Set problem >> In the entries that follow, how many lines contain "right"? Answer with the number only.

— BEGIN Material provided —

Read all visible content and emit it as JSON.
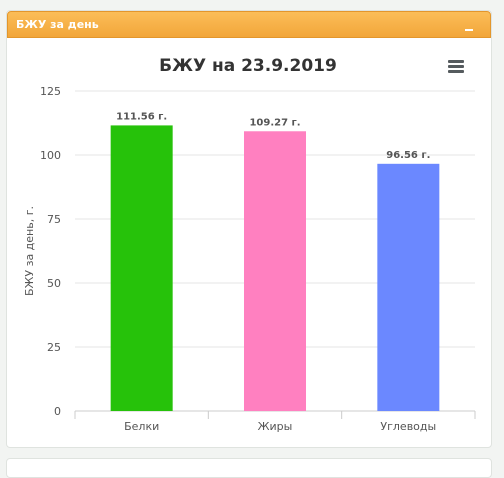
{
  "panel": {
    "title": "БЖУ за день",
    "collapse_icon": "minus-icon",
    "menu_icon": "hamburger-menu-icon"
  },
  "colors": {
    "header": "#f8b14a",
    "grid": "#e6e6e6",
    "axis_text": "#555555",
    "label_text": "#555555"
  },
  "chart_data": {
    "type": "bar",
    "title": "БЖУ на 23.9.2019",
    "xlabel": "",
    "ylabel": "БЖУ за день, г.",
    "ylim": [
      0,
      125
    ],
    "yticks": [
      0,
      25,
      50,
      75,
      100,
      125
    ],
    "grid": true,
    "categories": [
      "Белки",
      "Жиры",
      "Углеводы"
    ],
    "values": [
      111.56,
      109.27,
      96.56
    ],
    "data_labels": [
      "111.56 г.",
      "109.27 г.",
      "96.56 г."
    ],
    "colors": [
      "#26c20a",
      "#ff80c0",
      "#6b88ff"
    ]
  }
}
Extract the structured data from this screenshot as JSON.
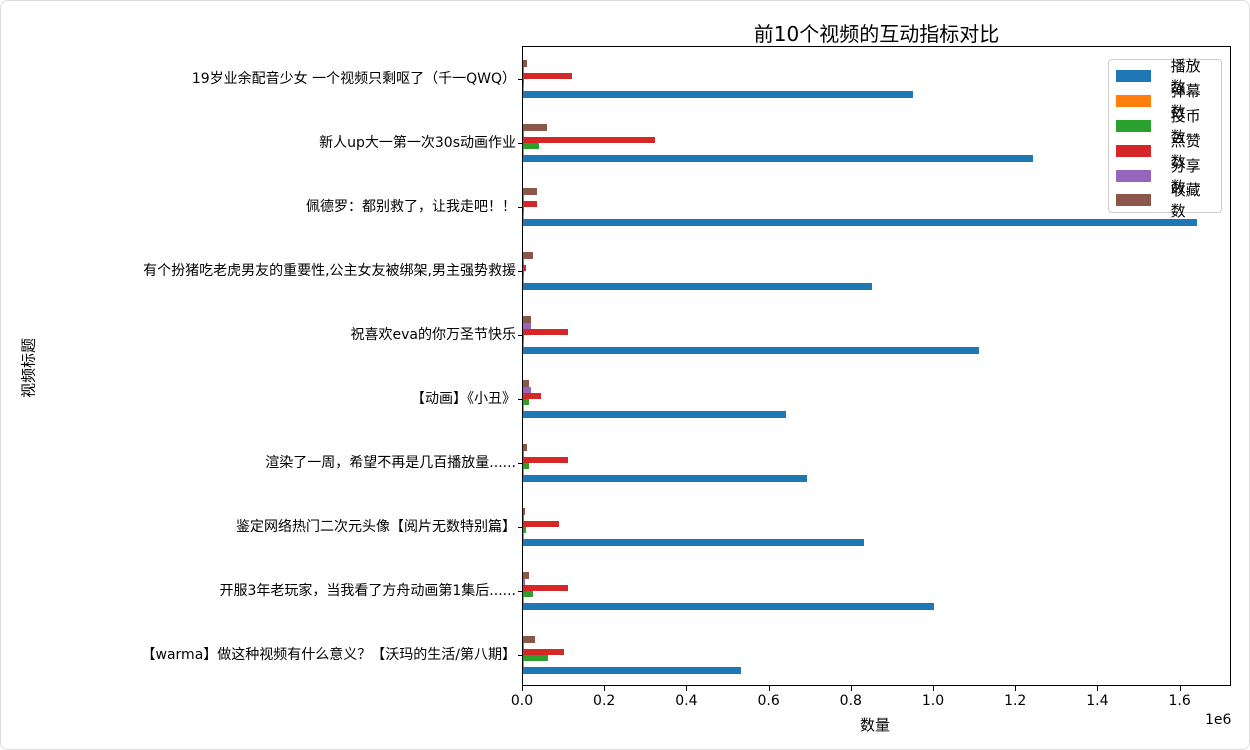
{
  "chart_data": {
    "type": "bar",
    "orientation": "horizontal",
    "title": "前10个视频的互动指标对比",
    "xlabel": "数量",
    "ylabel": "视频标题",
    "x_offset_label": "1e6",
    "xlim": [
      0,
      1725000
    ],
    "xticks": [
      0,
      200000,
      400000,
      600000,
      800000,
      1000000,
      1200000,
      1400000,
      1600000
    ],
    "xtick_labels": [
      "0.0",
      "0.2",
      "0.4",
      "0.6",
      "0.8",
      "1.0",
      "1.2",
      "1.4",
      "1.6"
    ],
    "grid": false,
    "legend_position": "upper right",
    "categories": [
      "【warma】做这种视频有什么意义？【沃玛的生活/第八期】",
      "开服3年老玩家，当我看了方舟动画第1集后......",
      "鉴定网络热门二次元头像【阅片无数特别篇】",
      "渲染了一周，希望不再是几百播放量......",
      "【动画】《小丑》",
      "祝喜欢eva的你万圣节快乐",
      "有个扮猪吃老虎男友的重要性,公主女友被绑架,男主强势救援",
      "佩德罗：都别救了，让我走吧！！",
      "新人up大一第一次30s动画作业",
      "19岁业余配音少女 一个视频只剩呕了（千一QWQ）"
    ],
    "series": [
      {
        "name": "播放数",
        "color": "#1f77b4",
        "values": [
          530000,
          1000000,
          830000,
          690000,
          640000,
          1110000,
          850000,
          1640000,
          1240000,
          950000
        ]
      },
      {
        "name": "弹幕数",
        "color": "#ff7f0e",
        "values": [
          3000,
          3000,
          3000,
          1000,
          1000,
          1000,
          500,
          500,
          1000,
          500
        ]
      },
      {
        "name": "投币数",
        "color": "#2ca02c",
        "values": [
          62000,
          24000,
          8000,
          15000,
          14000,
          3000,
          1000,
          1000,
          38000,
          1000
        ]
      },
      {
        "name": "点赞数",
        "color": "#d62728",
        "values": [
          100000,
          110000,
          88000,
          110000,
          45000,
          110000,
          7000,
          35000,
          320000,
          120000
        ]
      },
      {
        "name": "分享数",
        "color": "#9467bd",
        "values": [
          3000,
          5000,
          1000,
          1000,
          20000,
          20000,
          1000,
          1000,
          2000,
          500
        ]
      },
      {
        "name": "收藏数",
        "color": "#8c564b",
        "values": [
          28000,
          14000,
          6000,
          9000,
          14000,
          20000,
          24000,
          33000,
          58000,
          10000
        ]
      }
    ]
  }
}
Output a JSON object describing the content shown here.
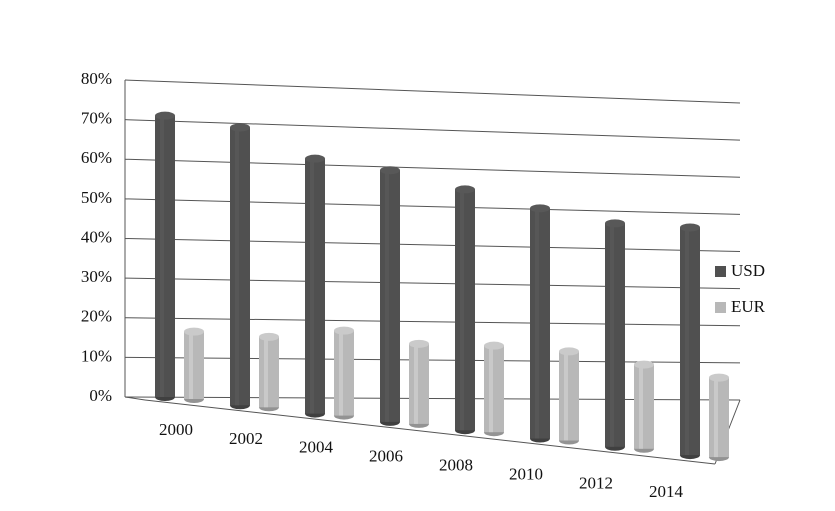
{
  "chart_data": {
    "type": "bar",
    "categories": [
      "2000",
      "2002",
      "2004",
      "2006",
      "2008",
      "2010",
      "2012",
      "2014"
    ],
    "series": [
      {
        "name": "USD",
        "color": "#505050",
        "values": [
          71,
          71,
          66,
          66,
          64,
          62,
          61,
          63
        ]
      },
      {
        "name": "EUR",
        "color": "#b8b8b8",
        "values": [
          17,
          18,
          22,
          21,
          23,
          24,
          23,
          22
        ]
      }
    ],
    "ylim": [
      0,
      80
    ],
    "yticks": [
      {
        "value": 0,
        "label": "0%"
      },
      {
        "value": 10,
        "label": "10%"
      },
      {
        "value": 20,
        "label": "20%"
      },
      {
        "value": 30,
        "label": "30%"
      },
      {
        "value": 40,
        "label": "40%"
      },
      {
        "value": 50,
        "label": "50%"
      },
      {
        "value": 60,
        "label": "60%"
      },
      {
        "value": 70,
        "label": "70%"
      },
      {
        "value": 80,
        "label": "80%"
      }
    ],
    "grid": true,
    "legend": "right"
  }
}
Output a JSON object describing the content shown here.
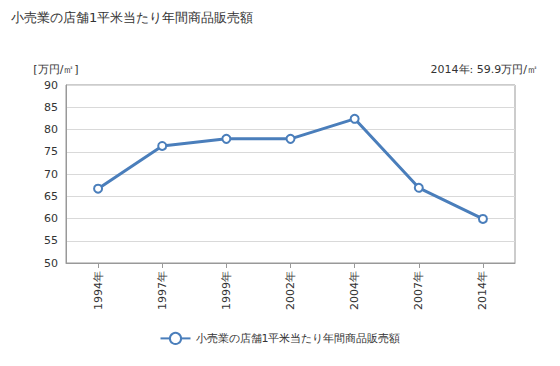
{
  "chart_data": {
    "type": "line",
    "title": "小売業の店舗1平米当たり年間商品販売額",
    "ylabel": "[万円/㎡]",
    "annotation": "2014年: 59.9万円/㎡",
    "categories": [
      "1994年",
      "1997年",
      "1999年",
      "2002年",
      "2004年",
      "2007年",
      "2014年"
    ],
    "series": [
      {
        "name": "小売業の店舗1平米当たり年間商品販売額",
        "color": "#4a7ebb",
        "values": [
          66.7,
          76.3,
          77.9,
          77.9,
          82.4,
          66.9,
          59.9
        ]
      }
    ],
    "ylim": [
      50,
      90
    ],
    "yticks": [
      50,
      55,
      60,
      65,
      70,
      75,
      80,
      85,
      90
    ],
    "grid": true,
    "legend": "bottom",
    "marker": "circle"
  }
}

— END Material provided —

Exercise answer >> 2